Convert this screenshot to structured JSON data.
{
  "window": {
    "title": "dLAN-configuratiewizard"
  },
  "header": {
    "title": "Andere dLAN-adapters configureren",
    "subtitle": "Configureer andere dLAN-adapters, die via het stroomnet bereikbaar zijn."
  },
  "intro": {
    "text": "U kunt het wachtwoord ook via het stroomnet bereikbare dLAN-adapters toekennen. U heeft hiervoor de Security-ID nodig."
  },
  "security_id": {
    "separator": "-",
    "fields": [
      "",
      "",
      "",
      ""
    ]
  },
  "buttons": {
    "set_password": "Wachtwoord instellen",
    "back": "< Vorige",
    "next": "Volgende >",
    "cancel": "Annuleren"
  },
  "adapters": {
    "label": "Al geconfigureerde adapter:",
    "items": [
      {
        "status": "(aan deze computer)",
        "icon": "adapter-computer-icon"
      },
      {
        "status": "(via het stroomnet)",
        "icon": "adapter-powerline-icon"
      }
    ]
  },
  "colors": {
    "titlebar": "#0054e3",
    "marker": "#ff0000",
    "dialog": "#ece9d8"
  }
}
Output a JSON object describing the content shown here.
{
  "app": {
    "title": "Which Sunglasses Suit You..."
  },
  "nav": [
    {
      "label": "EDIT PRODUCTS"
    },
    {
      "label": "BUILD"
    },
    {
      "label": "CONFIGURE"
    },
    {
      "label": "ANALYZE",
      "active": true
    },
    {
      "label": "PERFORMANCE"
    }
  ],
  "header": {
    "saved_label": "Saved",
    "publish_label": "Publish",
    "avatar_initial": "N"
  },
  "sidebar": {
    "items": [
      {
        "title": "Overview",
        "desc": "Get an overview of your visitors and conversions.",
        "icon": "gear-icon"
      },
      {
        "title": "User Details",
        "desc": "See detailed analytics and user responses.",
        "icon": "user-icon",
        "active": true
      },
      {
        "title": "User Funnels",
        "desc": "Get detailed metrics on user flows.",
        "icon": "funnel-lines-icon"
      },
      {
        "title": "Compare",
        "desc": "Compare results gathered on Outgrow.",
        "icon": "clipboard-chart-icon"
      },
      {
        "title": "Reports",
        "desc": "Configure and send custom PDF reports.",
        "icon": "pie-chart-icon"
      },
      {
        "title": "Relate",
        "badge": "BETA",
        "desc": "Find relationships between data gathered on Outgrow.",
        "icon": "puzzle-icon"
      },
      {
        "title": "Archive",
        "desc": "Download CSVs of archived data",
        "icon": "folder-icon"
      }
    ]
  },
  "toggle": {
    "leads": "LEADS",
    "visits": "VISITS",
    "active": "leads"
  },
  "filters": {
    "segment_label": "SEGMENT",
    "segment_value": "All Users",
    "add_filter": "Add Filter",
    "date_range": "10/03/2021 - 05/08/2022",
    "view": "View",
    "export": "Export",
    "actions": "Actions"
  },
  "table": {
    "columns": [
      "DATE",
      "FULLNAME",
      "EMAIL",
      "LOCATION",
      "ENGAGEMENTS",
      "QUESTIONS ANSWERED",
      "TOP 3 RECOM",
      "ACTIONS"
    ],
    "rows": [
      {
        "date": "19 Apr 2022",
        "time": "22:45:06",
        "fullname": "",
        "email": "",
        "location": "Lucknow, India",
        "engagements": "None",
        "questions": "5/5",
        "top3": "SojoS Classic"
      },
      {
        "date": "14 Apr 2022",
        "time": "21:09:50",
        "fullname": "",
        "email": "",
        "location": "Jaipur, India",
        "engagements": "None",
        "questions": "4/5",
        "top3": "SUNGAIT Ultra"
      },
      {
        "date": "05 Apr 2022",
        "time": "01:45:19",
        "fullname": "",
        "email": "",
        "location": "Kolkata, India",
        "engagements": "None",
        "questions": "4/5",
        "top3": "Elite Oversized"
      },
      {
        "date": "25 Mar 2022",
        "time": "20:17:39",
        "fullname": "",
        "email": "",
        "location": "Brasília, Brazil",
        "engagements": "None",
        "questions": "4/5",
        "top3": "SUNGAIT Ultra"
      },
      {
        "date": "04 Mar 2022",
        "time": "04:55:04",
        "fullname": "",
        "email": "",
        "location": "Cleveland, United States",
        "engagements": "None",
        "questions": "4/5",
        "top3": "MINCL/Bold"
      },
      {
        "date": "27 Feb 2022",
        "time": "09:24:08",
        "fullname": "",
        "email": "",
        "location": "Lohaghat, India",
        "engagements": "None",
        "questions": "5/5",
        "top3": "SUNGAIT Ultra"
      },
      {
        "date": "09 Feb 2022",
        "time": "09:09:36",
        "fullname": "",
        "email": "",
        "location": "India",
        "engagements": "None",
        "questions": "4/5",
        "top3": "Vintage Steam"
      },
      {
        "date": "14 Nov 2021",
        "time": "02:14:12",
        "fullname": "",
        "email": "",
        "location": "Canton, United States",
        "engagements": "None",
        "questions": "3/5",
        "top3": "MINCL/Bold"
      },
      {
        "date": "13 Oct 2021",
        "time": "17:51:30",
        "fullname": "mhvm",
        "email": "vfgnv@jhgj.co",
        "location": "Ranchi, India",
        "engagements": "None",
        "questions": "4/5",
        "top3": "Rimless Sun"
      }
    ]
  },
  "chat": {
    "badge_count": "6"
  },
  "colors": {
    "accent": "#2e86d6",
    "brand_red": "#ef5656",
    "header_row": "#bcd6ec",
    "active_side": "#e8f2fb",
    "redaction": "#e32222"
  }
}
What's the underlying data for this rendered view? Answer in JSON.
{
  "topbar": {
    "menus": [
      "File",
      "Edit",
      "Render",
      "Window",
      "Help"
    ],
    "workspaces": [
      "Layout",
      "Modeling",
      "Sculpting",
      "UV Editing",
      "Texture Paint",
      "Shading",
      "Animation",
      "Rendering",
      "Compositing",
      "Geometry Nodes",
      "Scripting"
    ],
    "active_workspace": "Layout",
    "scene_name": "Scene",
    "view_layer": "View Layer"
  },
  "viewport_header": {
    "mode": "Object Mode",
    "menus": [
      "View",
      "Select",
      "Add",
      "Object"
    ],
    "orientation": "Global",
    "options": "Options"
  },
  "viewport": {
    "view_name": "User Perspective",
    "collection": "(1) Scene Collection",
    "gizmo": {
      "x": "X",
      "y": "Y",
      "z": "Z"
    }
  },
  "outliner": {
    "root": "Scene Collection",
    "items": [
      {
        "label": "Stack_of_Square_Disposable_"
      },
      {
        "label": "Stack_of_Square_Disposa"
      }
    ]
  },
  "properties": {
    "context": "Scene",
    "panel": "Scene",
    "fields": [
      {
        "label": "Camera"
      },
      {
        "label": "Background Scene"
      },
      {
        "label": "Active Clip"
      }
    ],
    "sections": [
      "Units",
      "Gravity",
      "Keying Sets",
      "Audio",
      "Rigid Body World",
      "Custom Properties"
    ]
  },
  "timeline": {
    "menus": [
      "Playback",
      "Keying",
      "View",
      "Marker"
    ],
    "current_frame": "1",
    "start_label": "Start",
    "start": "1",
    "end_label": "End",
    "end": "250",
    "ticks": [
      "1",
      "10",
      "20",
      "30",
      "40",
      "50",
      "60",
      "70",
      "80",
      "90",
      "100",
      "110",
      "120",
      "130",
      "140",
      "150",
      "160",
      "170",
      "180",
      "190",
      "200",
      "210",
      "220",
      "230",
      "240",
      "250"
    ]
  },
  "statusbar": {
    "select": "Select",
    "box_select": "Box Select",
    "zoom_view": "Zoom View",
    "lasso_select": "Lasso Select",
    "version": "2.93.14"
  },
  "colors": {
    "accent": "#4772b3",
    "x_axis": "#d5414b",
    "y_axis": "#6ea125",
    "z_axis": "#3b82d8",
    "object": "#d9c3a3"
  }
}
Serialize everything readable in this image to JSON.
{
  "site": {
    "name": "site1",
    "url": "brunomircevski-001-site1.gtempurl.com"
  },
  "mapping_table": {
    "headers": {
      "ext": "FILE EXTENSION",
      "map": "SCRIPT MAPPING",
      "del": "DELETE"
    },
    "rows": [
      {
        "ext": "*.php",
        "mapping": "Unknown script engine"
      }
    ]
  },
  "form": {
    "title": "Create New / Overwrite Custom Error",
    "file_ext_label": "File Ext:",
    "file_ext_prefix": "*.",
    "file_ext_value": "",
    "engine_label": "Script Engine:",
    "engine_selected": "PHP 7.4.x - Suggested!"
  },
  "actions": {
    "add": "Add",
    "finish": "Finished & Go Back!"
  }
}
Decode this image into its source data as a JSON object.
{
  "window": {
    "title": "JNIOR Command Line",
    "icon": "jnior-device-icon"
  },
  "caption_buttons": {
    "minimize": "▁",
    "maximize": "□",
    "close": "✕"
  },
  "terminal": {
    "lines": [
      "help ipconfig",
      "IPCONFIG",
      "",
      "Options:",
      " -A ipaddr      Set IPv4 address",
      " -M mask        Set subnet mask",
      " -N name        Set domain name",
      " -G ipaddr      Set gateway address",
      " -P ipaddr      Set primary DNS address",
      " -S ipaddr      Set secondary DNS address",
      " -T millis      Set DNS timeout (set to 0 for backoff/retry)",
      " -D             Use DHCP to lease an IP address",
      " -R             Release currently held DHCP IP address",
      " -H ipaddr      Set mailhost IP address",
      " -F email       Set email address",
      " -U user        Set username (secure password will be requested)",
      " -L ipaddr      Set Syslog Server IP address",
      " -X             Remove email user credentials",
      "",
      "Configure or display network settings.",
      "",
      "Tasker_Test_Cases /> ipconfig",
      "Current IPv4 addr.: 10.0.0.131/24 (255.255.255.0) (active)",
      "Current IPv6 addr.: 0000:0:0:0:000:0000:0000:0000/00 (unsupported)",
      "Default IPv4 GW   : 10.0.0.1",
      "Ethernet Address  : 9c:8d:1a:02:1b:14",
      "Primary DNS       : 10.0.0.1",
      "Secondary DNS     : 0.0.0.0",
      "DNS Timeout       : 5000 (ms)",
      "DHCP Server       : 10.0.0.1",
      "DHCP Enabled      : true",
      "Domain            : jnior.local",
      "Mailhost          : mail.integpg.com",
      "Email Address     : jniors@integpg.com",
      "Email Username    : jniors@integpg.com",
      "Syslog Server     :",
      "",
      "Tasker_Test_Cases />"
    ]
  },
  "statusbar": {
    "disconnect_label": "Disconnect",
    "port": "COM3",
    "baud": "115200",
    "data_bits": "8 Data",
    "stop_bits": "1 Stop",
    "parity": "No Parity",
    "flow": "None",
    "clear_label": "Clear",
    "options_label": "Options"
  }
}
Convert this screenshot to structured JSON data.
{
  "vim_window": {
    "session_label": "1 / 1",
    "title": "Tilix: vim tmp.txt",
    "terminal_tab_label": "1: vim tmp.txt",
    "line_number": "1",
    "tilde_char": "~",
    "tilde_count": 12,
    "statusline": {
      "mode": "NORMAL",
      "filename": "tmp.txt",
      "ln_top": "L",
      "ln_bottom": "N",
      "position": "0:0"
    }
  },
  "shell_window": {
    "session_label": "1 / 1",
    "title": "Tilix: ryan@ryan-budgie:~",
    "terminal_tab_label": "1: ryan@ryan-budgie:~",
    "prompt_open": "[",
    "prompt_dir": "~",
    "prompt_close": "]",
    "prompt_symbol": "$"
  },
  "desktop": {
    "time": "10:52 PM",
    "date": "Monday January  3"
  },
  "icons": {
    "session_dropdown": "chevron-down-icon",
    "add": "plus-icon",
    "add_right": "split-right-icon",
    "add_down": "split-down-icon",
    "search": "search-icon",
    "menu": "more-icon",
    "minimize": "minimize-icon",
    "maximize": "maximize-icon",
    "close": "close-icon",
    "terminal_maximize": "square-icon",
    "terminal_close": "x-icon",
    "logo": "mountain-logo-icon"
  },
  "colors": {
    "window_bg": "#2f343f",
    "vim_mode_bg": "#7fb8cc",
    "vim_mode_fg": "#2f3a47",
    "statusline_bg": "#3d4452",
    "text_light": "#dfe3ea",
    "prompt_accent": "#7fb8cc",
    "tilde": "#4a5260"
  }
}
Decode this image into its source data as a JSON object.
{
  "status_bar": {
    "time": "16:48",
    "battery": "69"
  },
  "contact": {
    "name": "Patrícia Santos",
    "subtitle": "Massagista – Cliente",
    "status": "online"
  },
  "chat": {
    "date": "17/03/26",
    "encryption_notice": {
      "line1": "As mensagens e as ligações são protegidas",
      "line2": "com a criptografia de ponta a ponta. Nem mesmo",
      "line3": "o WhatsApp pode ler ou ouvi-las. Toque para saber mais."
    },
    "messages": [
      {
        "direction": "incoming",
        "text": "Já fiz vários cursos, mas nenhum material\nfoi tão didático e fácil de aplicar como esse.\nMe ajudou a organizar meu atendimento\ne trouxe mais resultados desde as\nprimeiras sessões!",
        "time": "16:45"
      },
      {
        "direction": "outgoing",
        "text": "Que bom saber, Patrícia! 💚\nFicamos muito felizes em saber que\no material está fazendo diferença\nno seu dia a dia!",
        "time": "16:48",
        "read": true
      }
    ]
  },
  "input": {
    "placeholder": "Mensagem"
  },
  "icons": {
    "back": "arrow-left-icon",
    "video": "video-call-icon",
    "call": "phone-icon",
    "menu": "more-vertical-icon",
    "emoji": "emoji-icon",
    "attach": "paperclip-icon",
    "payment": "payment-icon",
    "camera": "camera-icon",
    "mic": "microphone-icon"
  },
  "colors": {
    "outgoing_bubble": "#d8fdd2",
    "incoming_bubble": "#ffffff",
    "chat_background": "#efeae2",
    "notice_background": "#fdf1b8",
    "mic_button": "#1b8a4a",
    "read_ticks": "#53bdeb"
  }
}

:: What needs to be done ::
Report all lines of the material that contain the word "Patrícia".

:: Task output ::
    "name": "Patrícia Santos",
        "text": "Que bom saber, Patrícia! 💚\nFicamos muito felizes em saber que\no material está fazendo diferença\nno seu dia a dia!",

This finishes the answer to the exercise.